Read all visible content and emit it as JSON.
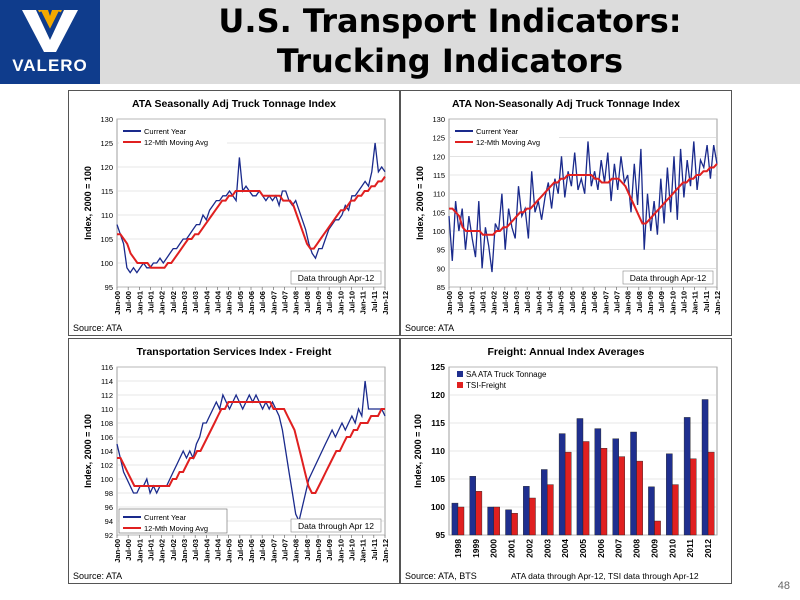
{
  "slide": {
    "title_line1": "U.S. Transport Indicators:",
    "title_line2": "Trucking Indicators",
    "logo_text": "VALERO",
    "page_number": "48"
  },
  "time_labels": [
    "Jan-00",
    "Jul-00",
    "Jan-01",
    "Jul-01",
    "Jan-02",
    "Jul-02",
    "Jan-03",
    "Jul-03",
    "Jan-04",
    "Jul-04",
    "Jan-05",
    "Jul-05",
    "Jan-06",
    "Jul-06",
    "Jan-07",
    "Jul-07",
    "Jan-08",
    "Jul-08",
    "Jan-09",
    "Jul-09",
    "Jan-10",
    "Jul-10",
    "Jan-11",
    "Jul-11",
    "Jan-12"
  ],
  "colors": {
    "current": "#1a2a8c",
    "moving_avg": "#e02020",
    "sa_bar": "#1f2f8f",
    "tsi_bar": "#e02020",
    "logo_bg": "#0f3c8c"
  },
  "chart_data": [
    {
      "type": "line",
      "title": "ATA Seasonally Adj Truck Tonnage Index",
      "ylabel": "Index, 2000 = 100",
      "ylim": [
        95,
        130
      ],
      "yticks": [
        95,
        100,
        105,
        110,
        115,
        120,
        125,
        130
      ],
      "annotation": "Data through Apr-12",
      "source": "Source: ATA",
      "legend": "top-left",
      "series": [
        {
          "name": "Current Year",
          "values": [
            108,
            106,
            104,
            99,
            98,
            99,
            98,
            99,
            100,
            99,
            99,
            100,
            100,
            101,
            100,
            101,
            102,
            103,
            103,
            104,
            105,
            105,
            106,
            107,
            108,
            108,
            110,
            109,
            111,
            112,
            113,
            113,
            114,
            114,
            115,
            114,
            113,
            122,
            115,
            116,
            115,
            114,
            114,
            115,
            114,
            113,
            114,
            113,
            114,
            112,
            115,
            115,
            113,
            112,
            113,
            111,
            109,
            107,
            104,
            102,
            101,
            103,
            103,
            105,
            107,
            108,
            109,
            109,
            110,
            112,
            111,
            114,
            114,
            115,
            116,
            117,
            116,
            119,
            125,
            119,
            120,
            119
          ]
        },
        {
          "name": "12-Mth Moving Avg",
          "values": [
            106,
            106,
            105,
            104,
            102,
            101,
            100,
            100,
            100,
            100,
            99,
            99,
            99,
            99,
            99,
            100,
            100,
            101,
            102,
            103,
            104,
            105,
            105,
            106,
            106,
            107,
            108,
            109,
            110,
            111,
            112,
            113,
            113,
            114,
            114,
            115,
            115,
            115,
            115,
            115,
            115,
            115,
            115,
            114,
            114,
            114,
            114,
            114,
            114,
            113,
            113,
            113,
            112,
            110,
            108,
            106,
            104,
            103,
            103,
            104,
            105,
            106,
            107,
            108,
            109,
            110,
            111,
            111,
            112,
            113,
            113,
            114,
            114,
            115,
            115,
            116,
            116,
            117,
            117,
            118
          ]
        }
      ]
    },
    {
      "type": "line",
      "title": "ATA Non-Seasonally Adj Truck Tonnage Index",
      "ylabel": "Index, 2000 = 100",
      "ylim": [
        85,
        130
      ],
      "yticks": [
        85,
        90,
        95,
        100,
        105,
        110,
        115,
        120,
        125,
        130
      ],
      "annotation": "Data through Apr-12",
      "source": "Source: ATA",
      "legend": "top-left",
      "series": [
        {
          "name": "Current Year",
          "values": [
            104,
            92,
            108,
            100,
            106,
            95,
            104,
            98,
            93,
            108,
            90,
            101,
            96,
            89,
            102,
            100,
            110,
            95,
            106,
            101,
            98,
            112,
            104,
            106,
            98,
            116,
            105,
            108,
            103,
            109,
            113,
            106,
            114,
            110,
            120,
            109,
            116,
            112,
            121,
            111,
            114,
            110,
            124,
            112,
            116,
            111,
            119,
            113,
            121,
            108,
            118,
            111,
            120,
            113,
            115,
            105,
            118,
            107,
            122,
            95,
            110,
            100,
            108,
            99,
            114,
            102,
            117,
            105,
            120,
            103,
            122,
            109,
            119,
            112,
            124,
            111,
            119,
            117,
            123,
            114,
            123,
            118
          ]
        },
        {
          "name": "12-Mth Moving Avg",
          "values": [
            106,
            106,
            105,
            104,
            101,
            100,
            100,
            100,
            100,
            100,
            99,
            99,
            99,
            99,
            100,
            100,
            101,
            101,
            102,
            103,
            104,
            105,
            105,
            106,
            106,
            107,
            108,
            109,
            110,
            111,
            112,
            113,
            113,
            114,
            114,
            115,
            115,
            115,
            115,
            115,
            115,
            115,
            115,
            114,
            114,
            113,
            113,
            113,
            114,
            114,
            114,
            113,
            112,
            110,
            108,
            106,
            104,
            102,
            102,
            103,
            104,
            105,
            106,
            107,
            108,
            109,
            110,
            111,
            112,
            113,
            113,
            114,
            114,
            115,
            115,
            116,
            116,
            117,
            117,
            118
          ]
        }
      ]
    },
    {
      "type": "line",
      "title": "Transportation Services Index - Freight",
      "ylabel": "Index, 2000 = 100",
      "ylim": [
        92,
        116
      ],
      "yticks": [
        92,
        94,
        96,
        98,
        100,
        102,
        104,
        106,
        108,
        110,
        112,
        114,
        116
      ],
      "annotation": "Data through Apr 12",
      "source": "Source: ATA",
      "legend": "bottom-left",
      "series": [
        {
          "name": "Current Year",
          "values": [
            105,
            103,
            101,
            100,
            99,
            98,
            98,
            99,
            99,
            100,
            98,
            99,
            98,
            99,
            99,
            99,
            100,
            101,
            102,
            103,
            104,
            103,
            104,
            103,
            105,
            106,
            108,
            108,
            109,
            110,
            111,
            110,
            112,
            111,
            110,
            111,
            112,
            111,
            110,
            111,
            112,
            111,
            112,
            111,
            110,
            111,
            110,
            111,
            110,
            109,
            107,
            104,
            101,
            98,
            95,
            94,
            96,
            98,
            100,
            101,
            102,
            103,
            104,
            105,
            106,
            107,
            106,
            107,
            108,
            107,
            108,
            109,
            108,
            110,
            109,
            114,
            110,
            110,
            110,
            110,
            110,
            109
          ]
        },
        {
          "name": "12-Mth Moving Avg",
          "values": [
            103,
            103,
            102,
            101,
            100,
            99,
            99,
            99,
            99,
            99,
            99,
            99,
            99,
            99,
            99,
            99,
            100,
            100,
            101,
            101,
            102,
            103,
            103,
            104,
            104,
            105,
            106,
            107,
            108,
            109,
            110,
            110,
            111,
            111,
            111,
            111,
            111,
            111,
            111,
            111,
            111,
            111,
            111,
            111,
            111,
            110,
            110,
            110,
            110,
            109,
            108,
            107,
            105,
            103,
            101,
            99,
            98,
            98,
            99,
            100,
            101,
            102,
            103,
            104,
            104,
            105,
            106,
            106,
            107,
            107,
            108,
            108,
            108,
            109,
            109,
            109,
            110,
            110
          ]
        }
      ]
    },
    {
      "type": "bar",
      "title": "Freight: Annual Index Averages",
      "ylabel": "Index, 2000 = 100",
      "ylim": [
        95,
        125
      ],
      "yticks": [
        95,
        100,
        105,
        110,
        115,
        120,
        125
      ],
      "source": "Source: ATA, BTS",
      "footnote": "ATA data through Apr-12, TSI data through Apr-12",
      "legend": "top-left",
      "categories": [
        "1998",
        "1999",
        "2000",
        "2001",
        "2002",
        "2003",
        "2004",
        "2005",
        "2006",
        "2007",
        "2008",
        "2009",
        "2010",
        "2011",
        "2012"
      ],
      "series": [
        {
          "name": "SA ATA Truck Tonnage",
          "values": [
            100.7,
            105.5,
            100.0,
            99.5,
            103.7,
            106.7,
            113.1,
            115.8,
            114.0,
            112.2,
            113.4,
            103.6,
            109.5,
            116.0,
            119.2
          ]
        },
        {
          "name": "TSI-Freight",
          "values": [
            100.0,
            102.8,
            100.0,
            98.9,
            101.6,
            104.0,
            109.8,
            111.7,
            110.5,
            109.0,
            108.2,
            97.5,
            104.0,
            108.6,
            109.8
          ]
        }
      ]
    }
  ]
}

::::::::::

Extract every line of the records above that contains the word "Tonnage".

      "title": "ATA Seasonally Adj Truck Tonnage Index",
      "title": "ATA Non-Seasonally Adj Truck Tonnage Index",
          "name": "SA ATA Truck Tonnage",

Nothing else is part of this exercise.